TASK DESCRIPTION:
Give a verbatim copy of the lines below, minus the pictures.

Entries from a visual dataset
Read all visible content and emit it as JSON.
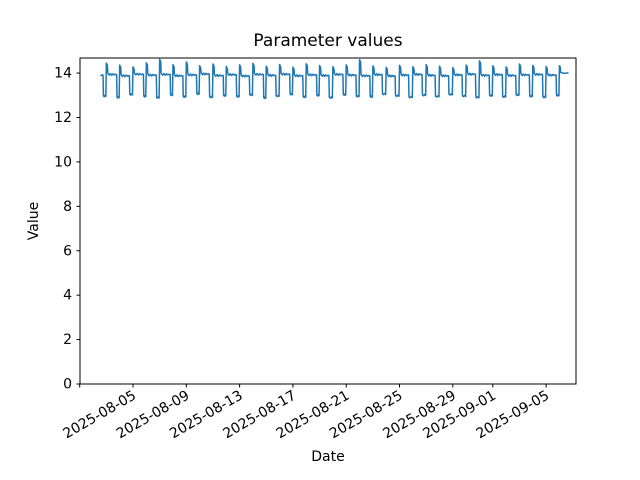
{
  "figure": {
    "title": "Parameter values",
    "xlabel": "Date",
    "ylabel": "Value"
  },
  "chart_data": {
    "type": "line",
    "title": "Parameter values",
    "xlabel": "Date",
    "ylabel": "Value",
    "grid": false,
    "legend": "none",
    "line_color": "#1f77b4",
    "axis_color": "#000000",
    "ylim": [
      0,
      14.68
    ],
    "yticks": [
      0,
      2,
      4,
      6,
      8,
      10,
      12,
      14
    ],
    "x_axis": {
      "start_date": "2025-08-01",
      "days_span": 37.25,
      "tick_rotation_deg": 30,
      "ticks": [
        {
          "day": 0,
          "label": ""
        },
        {
          "day": 4,
          "label": "2025-08-05"
        },
        {
          "day": 8,
          "label": "2025-08-09"
        },
        {
          "day": 12,
          "label": "2025-08-13"
        },
        {
          "day": 16,
          "label": "2025-08-17"
        },
        {
          "day": 20,
          "label": "2025-08-21"
        },
        {
          "day": 24,
          "label": "2025-08-25"
        },
        {
          "day": 28,
          "label": "2025-08-29"
        },
        {
          "day": 31,
          "label": "2025-09-01"
        },
        {
          "day": 35,
          "label": "2025-09-05"
        }
      ]
    },
    "series": {
      "name": "Parameter values",
      "description": "Daily cycle: plateau ~13.9, sharp drop to trough ~12.9, sharp rise with brief spike ~14.3-14.6. Hourly-like sampling from 2025-08-02 ~13:00 to 2025-09-06 ~15:00.",
      "data_start_day": 1.56,
      "first_cycle_day": 1.0,
      "value_range": [
        12.85,
        14.62
      ],
      "daily_cycles": [
        {
          "s": 14.32,
          "p": 13.93,
          "t": 12.95,
          "w": 0.2
        },
        {
          "s": 14.45,
          "p": 13.96,
          "t": 12.89,
          "w": 0.18
        },
        {
          "s": 14.36,
          "p": 13.9,
          "t": 13.02,
          "w": 0.22
        },
        {
          "s": 14.28,
          "p": 13.97,
          "t": 12.94,
          "w": 0.17
        },
        {
          "s": 14.46,
          "p": 13.93,
          "t": 12.88,
          "w": 0.2
        },
        {
          "s": 14.62,
          "p": 13.96,
          "t": 13.0,
          "w": 0.16
        },
        {
          "s": 14.38,
          "p": 13.9,
          "t": 12.92,
          "w": 0.21
        },
        {
          "s": 14.5,
          "p": 13.94,
          "t": 13.05,
          "w": 0.19
        },
        {
          "s": 14.33,
          "p": 13.98,
          "t": 12.9,
          "w": 0.23
        },
        {
          "s": 14.41,
          "p": 13.91,
          "t": 12.97,
          "w": 0.18
        },
        {
          "s": 14.3,
          "p": 13.95,
          "t": 12.93,
          "w": 0.2
        },
        {
          "s": 14.37,
          "p": 13.89,
          "t": 13.0,
          "w": 0.22
        },
        {
          "s": 14.44,
          "p": 13.96,
          "t": 12.87,
          "w": 0.17
        },
        {
          "s": 14.31,
          "p": 13.92,
          "t": 12.95,
          "w": 0.24
        },
        {
          "s": 14.39,
          "p": 13.97,
          "t": 13.03,
          "w": 0.19
        },
        {
          "s": 14.27,
          "p": 13.9,
          "t": 12.91,
          "w": 0.21
        },
        {
          "s": 14.42,
          "p": 13.94,
          "t": 12.98,
          "w": 0.18
        },
        {
          "s": 14.34,
          "p": 13.91,
          "t": 12.88,
          "w": 0.25
        },
        {
          "s": 14.29,
          "p": 13.96,
          "t": 13.01,
          "w": 0.2
        },
        {
          "s": 14.37,
          "p": 13.93,
          "t": 12.94,
          "w": 0.22
        },
        {
          "s": 14.6,
          "p": 13.9,
          "t": 12.92,
          "w": 0.18
        },
        {
          "s": 14.32,
          "p": 13.95,
          "t": 13.04,
          "w": 0.26
        },
        {
          "s": 14.26,
          "p": 13.89,
          "t": 12.96,
          "w": 0.28
        },
        {
          "s": 14.35,
          "p": 13.93,
          "t": 12.9,
          "w": 0.27
        },
        {
          "s": 14.29,
          "p": 13.96,
          "t": 12.99,
          "w": 0.26
        },
        {
          "s": 14.38,
          "p": 13.92,
          "t": 12.93,
          "w": 0.28
        },
        {
          "s": 14.31,
          "p": 13.9,
          "t": 13.02,
          "w": 0.27
        },
        {
          "s": 14.25,
          "p": 13.94,
          "t": 12.95,
          "w": 0.26
        },
        {
          "s": 14.36,
          "p": 13.97,
          "t": 12.89,
          "w": 0.25
        },
        {
          "s": 14.55,
          "p": 13.92,
          "t": 12.97,
          "w": 0.22
        },
        {
          "s": 14.33,
          "p": 13.95,
          "t": 12.92,
          "w": 0.24
        },
        {
          "s": 14.28,
          "p": 13.91,
          "t": 13.0,
          "w": 0.23
        },
        {
          "s": 14.41,
          "p": 13.94,
          "t": 12.94,
          "w": 0.21
        },
        {
          "s": 14.35,
          "p": 13.96,
          "t": 12.9,
          "w": 0.22
        },
        {
          "s": 14.3,
          "p": 13.93,
          "t": 12.98,
          "w": 0.2
        }
      ],
      "end_segment": {
        "spike": 14.33,
        "plateau": 14.03,
        "end_day": 36.63
      }
    }
  }
}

ANSWER FOR THIS EXERCISE:
Read all visible content and emit it as JSON.
{
  "figure": {
    "title": "Parameter values",
    "xlabel": "Date",
    "ylabel": "Value"
  },
  "chart_data": {
    "type": "line",
    "title": "Parameter values",
    "xlabel": "Date",
    "ylabel": "Value",
    "grid": false,
    "legend": "none",
    "line_color": "#1f77b4",
    "axis_color": "#000000",
    "ylim": [
      0,
      14.68
    ],
    "yticks": [
      0,
      2,
      4,
      6,
      8,
      10,
      12,
      14
    ],
    "x_axis": {
      "start_date": "2025-08-01",
      "days_span": 37.25,
      "tick_rotation_deg": 30,
      "ticks": [
        {
          "day": 0,
          "label": ""
        },
        {
          "day": 4,
          "label": "2025-08-05"
        },
        {
          "day": 8,
          "label": "2025-08-09"
        },
        {
          "day": 12,
          "label": "2025-08-13"
        },
        {
          "day": 16,
          "label": "2025-08-17"
        },
        {
          "day": 20,
          "label": "2025-08-21"
        },
        {
          "day": 24,
          "label": "2025-08-25"
        },
        {
          "day": 28,
          "label": "2025-08-29"
        },
        {
          "day": 31,
          "label": "2025-09-01"
        },
        {
          "day": 35,
          "label": "2025-09-05"
        }
      ]
    },
    "series": {
      "name": "Parameter values",
      "description": "Daily cycle: plateau ~13.9, sharp drop to trough ~12.9, sharp rise with brief spike ~14.3-14.6. Hourly-like sampling from 2025-08-02 ~13:00 to 2025-09-06 ~15:00.",
      "data_start_day": 1.56,
      "first_cycle_day": 1.0,
      "value_range": [
        12.85,
        14.62
      ],
      "daily_cycles": [
        {
          "s": 14.32,
          "p": 13.93,
          "t": 12.95,
          "w": 0.2
        },
        {
          "s": 14.45,
          "p": 13.96,
          "t": 12.89,
          "w": 0.18
        },
        {
          "s": 14.36,
          "p": 13.9,
          "t": 13.02,
          "w": 0.22
        },
        {
          "s": 14.28,
          "p": 13.97,
          "t": 12.94,
          "w": 0.17
        },
        {
          "s": 14.46,
          "p": 13.93,
          "t": 12.88,
          "w": 0.2
        },
        {
          "s": 14.62,
          "p": 13.96,
          "t": 13.0,
          "w": 0.16
        },
        {
          "s": 14.38,
          "p": 13.9,
          "t": 12.92,
          "w": 0.21
        },
        {
          "s": 14.5,
          "p": 13.94,
          "t": 13.05,
          "w": 0.19
        },
        {
          "s": 14.33,
          "p": 13.98,
          "t": 12.9,
          "w": 0.23
        },
        {
          "s": 14.41,
          "p": 13.91,
          "t": 12.97,
          "w": 0.18
        },
        {
          "s": 14.3,
          "p": 13.95,
          "t": 12.93,
          "w": 0.2
        },
        {
          "s": 14.37,
          "p": 13.89,
          "t": 13.0,
          "w": 0.22
        },
        {
          "s": 14.44,
          "p": 13.96,
          "t": 12.87,
          "w": 0.17
        },
        {
          "s": 14.31,
          "p": 13.92,
          "t": 12.95,
          "w": 0.24
        },
        {
          "s": 14.39,
          "p": 13.97,
          "t": 13.03,
          "w": 0.19
        },
        {
          "s": 14.27,
          "p": 13.9,
          "t": 12.91,
          "w": 0.21
        },
        {
          "s": 14.42,
          "p": 13.94,
          "t": 12.98,
          "w": 0.18
        },
        {
          "s": 14.34,
          "p": 13.91,
          "t": 12.88,
          "w": 0.25
        },
        {
          "s": 14.29,
          "p": 13.96,
          "t": 13.01,
          "w": 0.2
        },
        {
          "s": 14.37,
          "p": 13.93,
          "t": 12.94,
          "w": 0.22
        },
        {
          "s": 14.6,
          "p": 13.9,
          "t": 12.92,
          "w": 0.18
        },
        {
          "s": 14.32,
          "p": 13.95,
          "t": 13.04,
          "w": 0.26
        },
        {
          "s": 14.26,
          "p": 13.89,
          "t": 12.96,
          "w": 0.28
        },
        {
          "s": 14.35,
          "p": 13.93,
          "t": 12.9,
          "w": 0.27
        },
        {
          "s": 14.29,
          "p": 13.96,
          "t": 12.99,
          "w": 0.26
        },
        {
          "s": 14.38,
          "p": 13.92,
          "t": 12.93,
          "w": 0.28
        },
        {
          "s": 14.31,
          "p": 13.9,
          "t": 13.02,
          "w": 0.27
        },
        {
          "s": 14.25,
          "p": 13.94,
          "t": 12.95,
          "w": 0.26
        },
        {
          "s": 14.36,
          "p": 13.97,
          "t": 12.89,
          "w": 0.25
        },
        {
          "s": 14.55,
          "p": 13.92,
          "t": 12.97,
          "w": 0.22
        },
        {
          "s": 14.33,
          "p": 13.95,
          "t": 12.92,
          "w": 0.24
        },
        {
          "s": 14.28,
          "p": 13.91,
          "t": 13.0,
          "w": 0.23
        },
        {
          "s": 14.41,
          "p": 13.94,
          "t": 12.94,
          "w": 0.21
        },
        {
          "s": 14.35,
          "p": 13.96,
          "t": 12.9,
          "w": 0.22
        },
        {
          "s": 14.3,
          "p": 13.93,
          "t": 12.98,
          "w": 0.2
        }
      ],
      "end_segment": {
        "spike": 14.33,
        "plateau": 14.03,
        "end_day": 36.63
      }
    }
  }
}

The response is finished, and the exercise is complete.